#### TASK OBJECTIVE:
Skip every image and restate the data word for word.

#### PROVIDED DATA:

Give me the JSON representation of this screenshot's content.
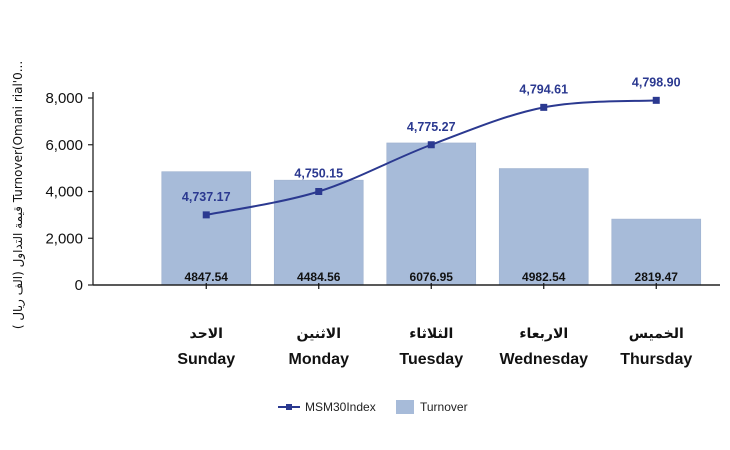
{
  "chart_data": {
    "type": "bar",
    "categories": [
      {
        "ar": "الاحد",
        "en": "Sunday"
      },
      {
        "ar": "الاثنين",
        "en": "Monday"
      },
      {
        "ar": "الثلاثاء",
        "en": "Tuesday"
      },
      {
        "ar": "الاربعاء",
        "en": "Wednesday"
      },
      {
        "ar": "الخميس",
        "en": "Thursday"
      }
    ],
    "ylabel": "( قيمة التداول (الف ريال Turnover(Omani rial'0...",
    "ylim": [
      0,
      8000
    ],
    "yticks": [
      "0",
      "2,000",
      "4,000",
      "6,000",
      "8,000"
    ],
    "series": [
      {
        "name": "Turnover",
        "type": "bar",
        "color": "#a7bbd9",
        "values": [
          4847.54,
          4484.56,
          6076.95,
          4982.54,
          2819.47
        ],
        "labels": [
          "4847.54",
          "4484.56",
          "6076.95",
          "4982.54",
          "2819.47"
        ]
      },
      {
        "name": "MSM30Index",
        "type": "line",
        "color": "#2b3990",
        "values": [
          4737.17,
          4750.15,
          4775.27,
          4794.61,
          4798.9
        ],
        "labels": [
          "4,737.17",
          "4,750.15",
          "4,775.27",
          "4,794.61",
          "4,798.90"
        ],
        "plotted_on_turnover_scale": [
          3000,
          4000,
          6000,
          7600,
          7900
        ]
      }
    ],
    "legend": {
      "placement": "bottom",
      "items": [
        {
          "label": "MSM30Index",
          "marker": "line-square",
          "color": "#2b3990"
        },
        {
          "label": "Turnover",
          "marker": "box",
          "color": "#a7bbd9"
        }
      ]
    },
    "grid": false
  }
}
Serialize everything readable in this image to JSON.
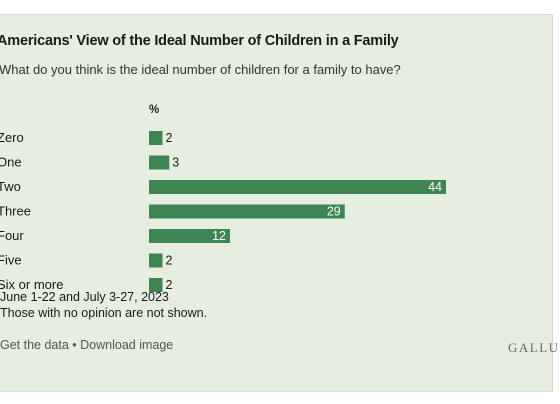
{
  "title": "Americans' View of the Ideal Number of Children in a Family",
  "subtitle": "What do you think is the ideal number of children for a family to have?",
  "column_header": "%",
  "notes": [
    "June 1-22 and July 3-27, 2023",
    "Those with no opinion are not shown."
  ],
  "footer": {
    "get_data": "Get the data",
    "separator": " • ",
    "download": "Download image",
    "brand": "GALLUP"
  },
  "colors": {
    "bar": "#3d8651",
    "background": "#e5eedf"
  },
  "chart_data": {
    "type": "bar",
    "orientation": "horizontal",
    "categories": [
      "Zero",
      "One",
      "Two",
      "Three",
      "Four",
      "Five",
      "Six or more"
    ],
    "values": [
      2,
      3,
      44,
      29,
      12,
      2,
      2
    ],
    "unit": "%"
  }
}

#### TASK ANSWER:
Give me the JSON representation of this screenshot's content.
{
  "chart_data": {
    "type": "bar",
    "categories": [
      {
        "ar": "الاحد",
        "en": "Sunday"
      },
      {
        "ar": "الاثنين",
        "en": "Monday"
      },
      {
        "ar": "الثلاثاء",
        "en": "Tuesday"
      },
      {
        "ar": "الاربعاء",
        "en": "Wednesday"
      },
      {
        "ar": "الخميس",
        "en": "Thursday"
      }
    ],
    "ylabel": "( قيمة التداول (الف ريال Turnover(Omani rial'0...",
    "ylim": [
      0,
      8000
    ],
    "yticks": [
      "0",
      "2,000",
      "4,000",
      "6,000",
      "8,000"
    ],
    "series": [
      {
        "name": "Turnover",
        "type": "bar",
        "color": "#a7bbd9",
        "values": [
          4847.54,
          4484.56,
          6076.95,
          4982.54,
          2819.47
        ],
        "labels": [
          "4847.54",
          "4484.56",
          "6076.95",
          "4982.54",
          "2819.47"
        ]
      },
      {
        "name": "MSM30Index",
        "type": "line",
        "color": "#2b3990",
        "values": [
          4737.17,
          4750.15,
          4775.27,
          4794.61,
          4798.9
        ],
        "labels": [
          "4,737.17",
          "4,750.15",
          "4,775.27",
          "4,794.61",
          "4,798.90"
        ],
        "plotted_on_turnover_scale": [
          3000,
          4000,
          6000,
          7600,
          7900
        ]
      }
    ],
    "legend": {
      "placement": "bottom",
      "items": [
        {
          "label": "MSM30Index",
          "marker": "line-square",
          "color": "#2b3990"
        },
        {
          "label": "Turnover",
          "marker": "box",
          "color": "#a7bbd9"
        }
      ]
    },
    "grid": false
  }
}
Serialize everything readable in this image to JSON.
{
  "title": "Americans' View of the Ideal Number of Children in a Family",
  "subtitle": "What do you think is the ideal number of children for a family to have?",
  "column_header": "%",
  "notes": [
    "June 1-22 and July 3-27, 2023",
    "Those with no opinion are not shown."
  ],
  "footer": {
    "get_data": "Get the data",
    "separator": " • ",
    "download": "Download image",
    "brand": "GALLUP"
  },
  "colors": {
    "bar": "#3d8651",
    "background": "#e5eedf"
  },
  "chart_data": {
    "type": "bar",
    "orientation": "horizontal",
    "categories": [
      "Zero",
      "One",
      "Two",
      "Three",
      "Four",
      "Five",
      "Six or more"
    ],
    "values": [
      2,
      3,
      44,
      29,
      12,
      2,
      2
    ],
    "unit": "%"
  }
}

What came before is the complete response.